#### [Required work]
Leave out the pictures and return every entry exactly as it appears.

#### [Material supplied]
══════
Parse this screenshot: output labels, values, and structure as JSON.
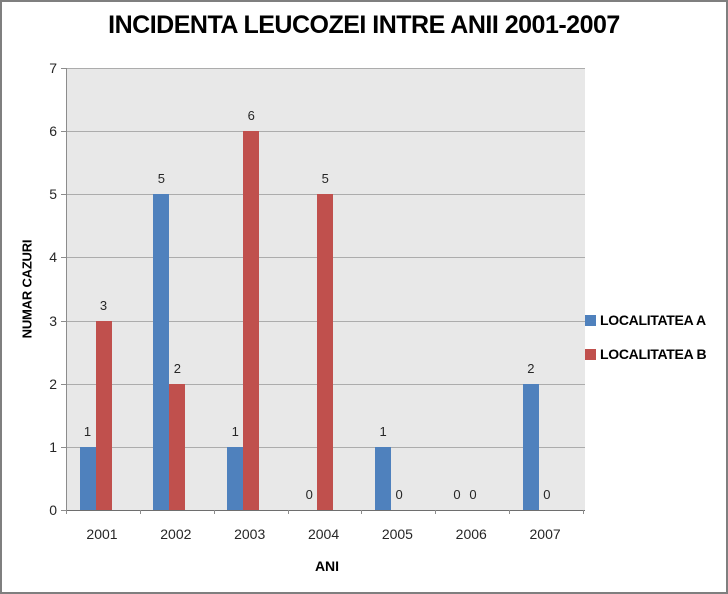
{
  "chart_data": {
    "type": "bar",
    "title": "INCIDENTA LEUCOZEI INTRE ANII 2001-2007",
    "xlabel": "ANI",
    "ylabel": "NUMAR CAZURI",
    "categories": [
      "2001",
      "2002",
      "2003",
      "2004",
      "2005",
      "2006",
      "2007"
    ],
    "series": [
      {
        "name": "LOCALITATEA A",
        "color": "#4F81BD",
        "values": [
          1,
          5,
          1,
          0,
          1,
          0,
          2
        ]
      },
      {
        "name": "LOCALITATEA B",
        "color": "#C0504D",
        "values": [
          3,
          2,
          6,
          5,
          0,
          0,
          0
        ]
      }
    ],
    "ylim": [
      0,
      7
    ],
    "ytick_step": 1,
    "yticks": [
      "0",
      "1",
      "2",
      "3",
      "4",
      "5",
      "6",
      "7"
    ],
    "grid": true,
    "data_labels": true,
    "legend_position": "right"
  },
  "colors": {
    "plot_bg": "#E8E8E8",
    "gridline": "#ACACAC",
    "y_axis_line": "#8C8C8C",
    "x_axis_line": "#6E6E6E",
    "tick_mark": "#8C8C8C",
    "frame_border": "#7F7F7F",
    "text": "#262626"
  }
}
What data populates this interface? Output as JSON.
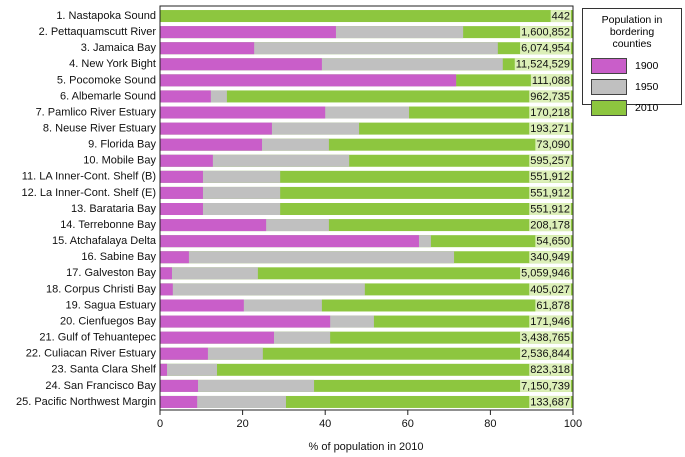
{
  "chart_data": {
    "type": "bar",
    "categories": [
      "1. Nastapoka Sound",
      "2. Pettaquamscutt River",
      "3. Jamaica Bay",
      "4. New York Bight",
      "5. Pocomoke Sound",
      "6. Albemarle Sound",
      "7. Pamlico River Estuary",
      "8. Neuse River Estuary",
      "9. Florida Bay",
      "10. Mobile Bay",
      "11. LA Inner-Cont. Shelf (B)",
      "12. La Inner-Cont. Shelf (E)",
      "13. Barataria Bay",
      "14. Terrebonne Bay",
      "15. Atchafalaya Delta",
      "16. Sabine Bay",
      "17. Galveston Bay",
      "18. Corpus Christi Bay",
      "19. Sagua Estuary",
      "20. Cienfuegos Bay",
      "21. Gulf of Tehuantepec",
      "22. Culiacan River Estuary",
      "23. Santa Clara Shelf",
      "24. San Francisco Bay",
      "25. Pacific Northwest Margin"
    ],
    "series": [
      {
        "name": "1900",
        "color": "#c95ec9",
        "values": [
          0,
          42.6,
          22.8,
          39.2,
          71.7,
          12.3,
          40,
          27.1,
          24.7,
          12.8,
          10.4,
          10.4,
          10.4,
          25.7,
          62.7,
          7,
          2.9,
          3.1,
          20.3,
          41.2,
          27.6,
          11.6,
          1.7,
          9.2,
          9
        ]
      },
      {
        "name": "1950",
        "color": "#c0c0c0",
        "values": [
          0,
          73.4,
          81.8,
          83,
          71.7,
          16.2,
          60.3,
          48.2,
          40.9,
          45.8,
          29.1,
          29.1,
          29.1,
          40.9,
          65.6,
          71.2,
          23.7,
          49.6,
          39.2,
          51.8,
          41.2,
          24.9,
          13.8,
          37.3,
          30.5
        ]
      },
      {
        "name": "2010",
        "color": "#8dc63f",
        "values": [
          100,
          100,
          100,
          100,
          100,
          100,
          100,
          100,
          100,
          100,
          100,
          100,
          100,
          100,
          100,
          100,
          100,
          100,
          100,
          100,
          100,
          100,
          100,
          100,
          100
        ]
      }
    ],
    "annotations": [
      "442",
      "1,600,852",
      "6,074,954",
      "11,524,529",
      "111,088",
      "962,735",
      "170,218",
      "193,271",
      "73,090",
      "595,257",
      "551,912",
      "551,912",
      "551,912",
      "208,178",
      "54,650",
      "340,949",
      "5,059,946",
      "405,027",
      "61,878",
      "171,946",
      "3,438,765",
      "2,536,844",
      "823,318",
      "7,150,739",
      "133,687"
    ],
    "legend_title": "Population in bordering counties",
    "xlabel": "% of population in 2010",
    "xlim": [
      0,
      100
    ],
    "xticks": [
      0,
      20,
      40,
      60,
      80,
      100
    ]
  }
}
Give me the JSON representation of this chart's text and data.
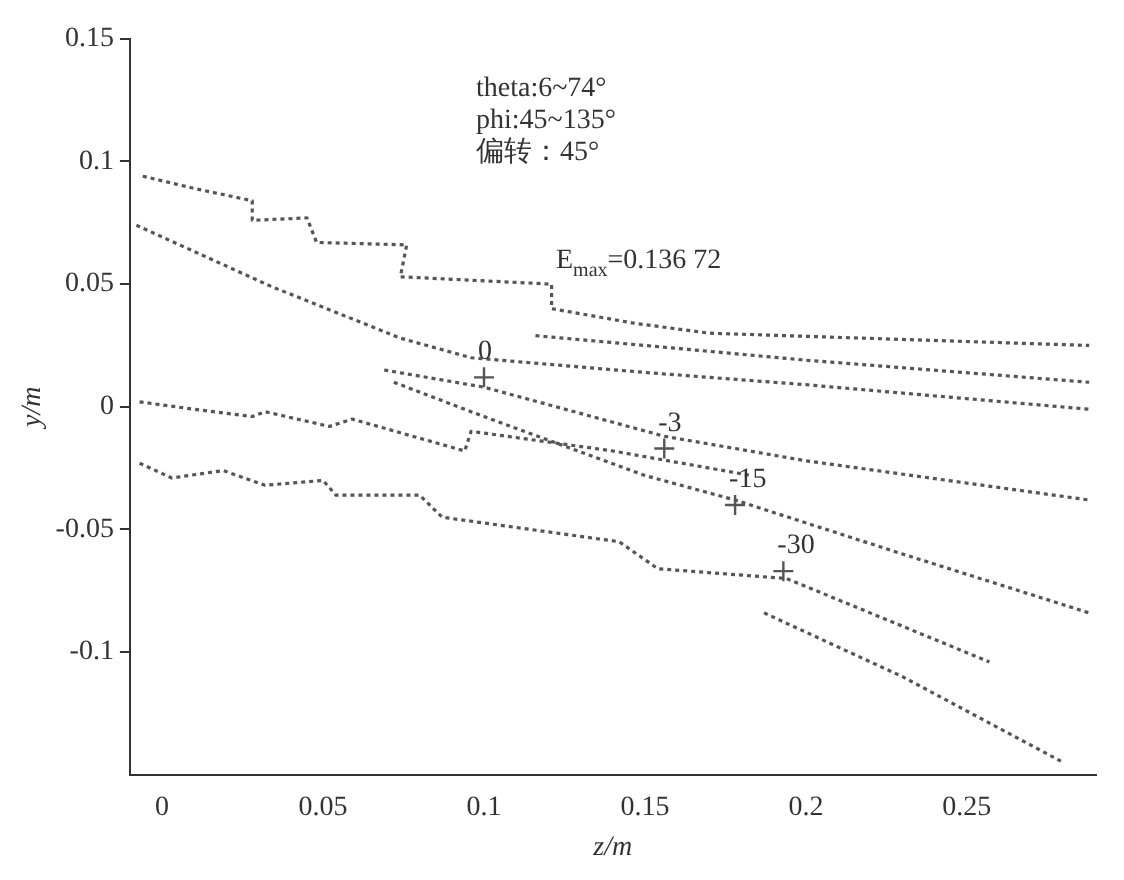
{
  "chart_data": {
    "type": "line",
    "xlabel": "z/m",
    "ylabel": "y/m",
    "xlim": [
      -0.01,
      0.29
    ],
    "ylim": [
      -0.15,
      0.15
    ],
    "xticks": [
      0,
      0.05,
      0.1,
      0.15,
      0.2,
      0.25
    ],
    "yticks": [
      0.15,
      0.1,
      0.05,
      0,
      -0.05,
      -0.1
    ],
    "grid": false,
    "legend": false,
    "line_style": "dotted",
    "marker": "none",
    "annotations": [
      "theta:6~74°",
      "phi:45~135°",
      "偏转：45°",
      "E$_{max}$=0.136 72",
      {
        "text": "0",
        "x": 0.1,
        "y": 0.012
      },
      {
        "text": "-3",
        "x": 0.156,
        "y": -0.017
      },
      {
        "text": "-15",
        "x": 0.178,
        "y": -0.04
      },
      {
        "text": "-30",
        "x": 0.193,
        "y": -0.067
      }
    ],
    "series": [
      {
        "color": "#555555",
        "x": [
          -0.006,
          0.01,
          0.028,
          0.028,
          0.045,
          0.048,
          0.076,
          0.074,
          0.121,
          0.121,
          0.147,
          0.17,
          0.288
        ],
        "values": [
          0.094,
          0.089,
          0.084,
          0.076,
          0.077,
          0.067,
          0.066,
          0.053,
          0.05,
          0.04,
          0.034,
          0.03,
          0.025
        ]
      },
      {
        "color": "#555555",
        "x": [
          0.116,
          0.15,
          0.2,
          0.288
        ],
        "values": [
          0.029,
          0.025,
          0.019,
          0.01
        ]
      },
      {
        "color": "#555555",
        "x": [
          -0.008,
          0.034,
          0.074,
          0.096,
          0.15,
          0.2,
          0.288
        ],
        "values": [
          0.074,
          0.049,
          0.028,
          0.02,
          0.014,
          0.009,
          -0.001
        ]
      },
      {
        "color": "#555555",
        "x": [
          0.069,
          0.1,
          0.156,
          0.2,
          0.288
        ],
        "values": [
          0.015,
          0.008,
          -0.012,
          -0.022,
          -0.038
        ]
      },
      {
        "color": "#555555",
        "x": [
          0.072,
          0.1,
          0.15,
          0.178,
          0.23,
          0.288
        ],
        "values": [
          0.01,
          -0.004,
          -0.028,
          -0.038,
          -0.06,
          -0.084
        ]
      },
      {
        "color": "#555555",
        "x": [
          -0.007,
          0.01,
          0.028,
          0.032,
          0.052,
          0.059,
          0.094,
          0.096,
          0.14,
          0.183
        ],
        "values": [
          0.002,
          -0.001,
          -0.004,
          -0.002,
          -0.008,
          -0.005,
          -0.018,
          -0.01,
          -0.018,
          -0.028
        ]
      },
      {
        "color": "#555555",
        "x": [
          -0.007,
          0.003,
          0.019,
          0.032,
          0.05,
          0.054,
          0.08,
          0.087,
          0.142,
          0.154,
          0.194,
          0.257
        ],
        "values": [
          -0.023,
          -0.029,
          -0.026,
          -0.032,
          -0.03,
          -0.036,
          -0.036,
          -0.045,
          -0.055,
          -0.066,
          -0.07,
          -0.104
        ]
      },
      {
        "color": "#555555",
        "x": [
          0.187,
          0.23,
          0.28
        ],
        "values": [
          -0.084,
          -0.11,
          -0.145
        ]
      },
      {
        "type": "scatter",
        "marker": "cross",
        "color": "#555555",
        "x": [
          0.1,
          0.156,
          0.178,
          0.193
        ],
        "values": [
          0.012,
          -0.017,
          -0.04,
          -0.067
        ]
      }
    ]
  }
}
══════
#### [Full answer]
Parse this screenshot: output labels, values, and structure as JSON.
{
  "chart_data": {
    "type": "bar",
    "title": "INCIDENTA LEUCOZEI INTRE ANII 2001-2007",
    "xlabel": "ANI",
    "ylabel": "NUMAR CAZURI",
    "categories": [
      "2001",
      "2002",
      "2003",
      "2004",
      "2005",
      "2006",
      "2007"
    ],
    "series": [
      {
        "name": "LOCALITATEA A",
        "color": "#4F81BD",
        "values": [
          1,
          5,
          1,
          0,
          1,
          0,
          2
        ]
      },
      {
        "name": "LOCALITATEA B",
        "color": "#C0504D",
        "values": [
          3,
          2,
          6,
          5,
          0,
          0,
          0
        ]
      }
    ],
    "ylim": [
      0,
      7
    ],
    "ytick_step": 1,
    "yticks": [
      "0",
      "1",
      "2",
      "3",
      "4",
      "5",
      "6",
      "7"
    ],
    "grid": true,
    "data_labels": true,
    "legend_position": "right"
  },
  "colors": {
    "plot_bg": "#E8E8E8",
    "gridline": "#ACACAC",
    "y_axis_line": "#8C8C8C",
    "x_axis_line": "#6E6E6E",
    "tick_mark": "#8C8C8C",
    "frame_border": "#7F7F7F",
    "text": "#262626"
  }
}
What data populates this interface? Output as JSON.
{
  "chart_data": {
    "type": "bar",
    "categories": [
      "1. Nastapoka Sound",
      "2. Pettaquamscutt River",
      "3. Jamaica Bay",
      "4. New York Bight",
      "5. Pocomoke Sound",
      "6. Albemarle Sound",
      "7. Pamlico River Estuary",
      "8. Neuse River Estuary",
      "9. Florida Bay",
      "10. Mobile Bay",
      "11. LA Inner-Cont. Shelf (B)",
      "12. La Inner-Cont. Shelf (E)",
      "13. Barataria Bay",
      "14. Terrebonne Bay",
      "15. Atchafalaya Delta",
      "16. Sabine Bay",
      "17. Galveston Bay",
      "18. Corpus Christi Bay",
      "19. Sagua Estuary",
      "20. Cienfuegos Bay",
      "21. Gulf of Tehuantepec",
      "22. Culiacan River Estuary",
      "23. Santa Clara Shelf",
      "24. San Francisco Bay",
      "25. Pacific Northwest Margin"
    ],
    "series": [
      {
        "name": "1900",
        "color": "#c95ec9",
        "values": [
          0,
          42.6,
          22.8,
          39.2,
          71.7,
          12.3,
          40,
          27.1,
          24.7,
          12.8,
          10.4,
          10.4,
          10.4,
          25.7,
          62.7,
          7,
          2.9,
          3.1,
          20.3,
          41.2,
          27.6,
          11.6,
          1.7,
          9.2,
          9
        ]
      },
      {
        "name": "1950",
        "color": "#c0c0c0",
        "values": [
          0,
          73.4,
          81.8,
          83,
          71.7,
          16.2,
          60.3,
          48.2,
          40.9,
          45.8,
          29.1,
          29.1,
          29.1,
          40.9,
          65.6,
          71.2,
          23.7,
          49.6,
          39.2,
          51.8,
          41.2,
          24.9,
          13.8,
          37.3,
          30.5
        ]
      },
      {
        "name": "2010",
        "color": "#8dc63f",
        "values": [
          100,
          100,
          100,
          100,
          100,
          100,
          100,
          100,
          100,
          100,
          100,
          100,
          100,
          100,
          100,
          100,
          100,
          100,
          100,
          100,
          100,
          100,
          100,
          100,
          100
        ]
      }
    ],
    "annotations": [
      "442",
      "1,600,852",
      "6,074,954",
      "11,524,529",
      "111,088",
      "962,735",
      "170,218",
      "193,271",
      "73,090",
      "595,257",
      "551,912",
      "551,912",
      "551,912",
      "208,178",
      "54,650",
      "340,949",
      "5,059,946",
      "405,027",
      "61,878",
      "171,946",
      "3,438,765",
      "2,536,844",
      "823,318",
      "7,150,739",
      "133,687"
    ],
    "legend_title": "Population in bordering counties",
    "xlabel": "% of population in 2010",
    "xlim": [
      0,
      100
    ],
    "xticks": [
      0,
      20,
      40,
      60,
      80,
      100
    ]
  }
}
Give me the JSON representation of this chart's text and data.
{
  "chart_data": {
    "type": "line",
    "xlabel": "z/m",
    "ylabel": "y/m",
    "xlim": [
      -0.01,
      0.29
    ],
    "ylim": [
      -0.15,
      0.15
    ],
    "xticks": [
      0,
      0.05,
      0.1,
      0.15,
      0.2,
      0.25
    ],
    "yticks": [
      0.15,
      0.1,
      0.05,
      0,
      -0.05,
      -0.1
    ],
    "grid": false,
    "legend": false,
    "line_style": "dotted",
    "marker": "none",
    "annotations": [
      "theta:6~74°",
      "phi:45~135°",
      "偏转：45°",
      "E$_{max}$=0.136 72",
      {
        "text": "0",
        "x": 0.1,
        "y": 0.012
      },
      {
        "text": "-3",
        "x": 0.156,
        "y": -0.017
      },
      {
        "text": "-15",
        "x": 0.178,
        "y": -0.04
      },
      {
        "text": "-30",
        "x": 0.193,
        "y": -0.067
      }
    ],
    "series": [
      {
        "color": "#555555",
        "x": [
          -0.006,
          0.01,
          0.028,
          0.028,
          0.045,
          0.048,
          0.076,
          0.074,
          0.121,
          0.121,
          0.147,
          0.17,
          0.288
        ],
        "values": [
          0.094,
          0.089,
          0.084,
          0.076,
          0.077,
          0.067,
          0.066,
          0.053,
          0.05,
          0.04,
          0.034,
          0.03,
          0.025
        ]
      },
      {
        "color": "#555555",
        "x": [
          0.116,
          0.15,
          0.2,
          0.288
        ],
        "values": [
          0.029,
          0.025,
          0.019,
          0.01
        ]
      },
      {
        "color": "#555555",
        "x": [
          -0.008,
          0.034,
          0.074,
          0.096,
          0.15,
          0.2,
          0.288
        ],
        "values": [
          0.074,
          0.049,
          0.028,
          0.02,
          0.014,
          0.009,
          -0.001
        ]
      },
      {
        "color": "#555555",
        "x": [
          0.069,
          0.1,
          0.156,
          0.2,
          0.288
        ],
        "values": [
          0.015,
          0.008,
          -0.012,
          -0.022,
          -0.038
        ]
      },
      {
        "color": "#555555",
        "x": [
          0.072,
          0.1,
          0.15,
          0.178,
          0.23,
          0.288
        ],
        "values": [
          0.01,
          -0.004,
          -0.028,
          -0.038,
          -0.06,
          -0.084
        ]
      },
      {
        "color": "#555555",
        "x": [
          -0.007,
          0.01,
          0.028,
          0.032,
          0.052,
          0.059,
          0.094,
          0.096,
          0.14,
          0.183
        ],
        "values": [
          0.002,
          -0.001,
          -0.004,
          -0.002,
          -0.008,
          -0.005,
          -0.018,
          -0.01,
          -0.018,
          -0.028
        ]
      },
      {
        "color": "#555555",
        "x": [
          -0.007,
          0.003,
          0.019,
          0.032,
          0.05,
          0.054,
          0.08,
          0.087,
          0.142,
          0.154,
          0.194,
          0.257
        ],
        "values": [
          -0.023,
          -0.029,
          -0.026,
          -0.032,
          -0.03,
          -0.036,
          -0.036,
          -0.045,
          -0.055,
          -0.066,
          -0.07,
          -0.104
        ]
      },
      {
        "color": "#555555",
        "x": [
          0.187,
          0.23,
          0.28
        ],
        "values": [
          -0.084,
          -0.11,
          -0.145
        ]
      },
      {
        "type": "scatter",
        "marker": "cross",
        "color": "#555555",
        "x": [
          0.1,
          0.156,
          0.178,
          0.193
        ],
        "values": [
          0.012,
          -0.017,
          -0.04,
          -0.067
        ]
      }
    ]
  }
}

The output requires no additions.